### WHAT IS EXPECTED
Across the entries below, count the lines in which the word "inició" occurs. Reply with the count alone.
##### DATASET RECORDS #####
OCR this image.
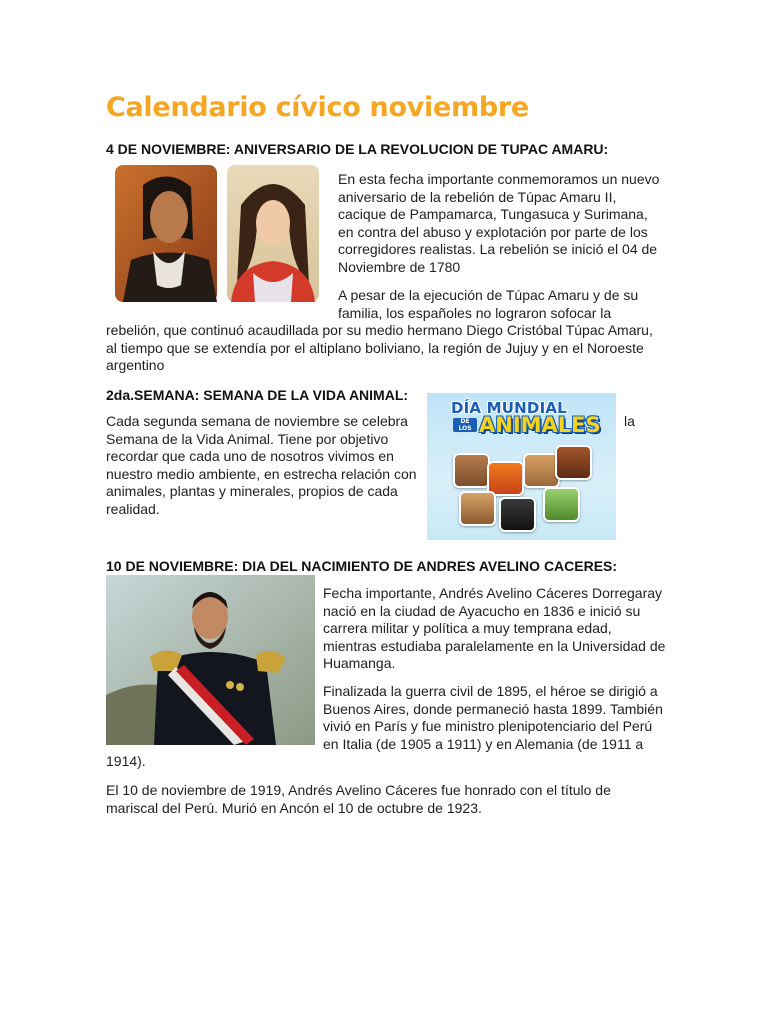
Calendario cívico noviembre
4 DE NOVIEMBRE: ANIVERSARIO DE LA REVOLUCION DE TUPAC AMARU:

En esta fecha importante conmemoramos un nuevo
aniversario de la rebelión de Túpac Amaru II,
cacique de Pampamarca, Tungasuca y Surimana,
en contra del abuso y explotación por parte de los
corregidores realistas. La rebelión se inició el 04 de
Noviembre de 1780

A pesar de la ejecución de Túpac Amaru y de su
familia, los españoles no lograron sofocar la
rebelión, que continuó acaudillada por su medio hermano Diego Cristóbal Túpac Amaru,
al tiempo que se extendía por el altiplano boliviano, la región de Jujuy y en el Noroeste
argentino

2da.SEMANA: SEMANA DE LA VIDA ANIMAL:

Cada segunda semana de noviembre se celebra
Semana de la Vida Animal. Tiene por objetivo
recordar que cada uno de nosotros vivimos en
nuestro medio ambiente, en estrecha relación con
animales, plantas y minerales, propios de cada
realidad.

la
DÍA MUNDIAL
DE LOS ANIMALES
10 DE NOVIEMBRE: DIA DEL NACIMIENTO DE ANDRES AVELINO CACERES:

Fecha importante, Andrés Avelino Cáceres Dorregaray
nació en la ciudad de Ayacucho en 1836 e inició su
carrera militar y política a muy temprana edad,
mientras estudiaba paralelamente en la Universidad de
Huamanga.

Finalizada la guerra civil de 1895, el héroe se dirigió a
Buenos Aires, donde permaneció hasta 1899. También
vivió en París y fue ministro plenipotenciario del Perú
en Italia (de 1905 a 1911) y en Alemania (de 1911 a
1914).

El 10 de noviembre de 1919, Andrés Avelino Cáceres fue honrado con el título de
mariscal del Perú. Murió en Ancón el 10 de octubre de 1923.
#####
### SOLVED PROBLEM
2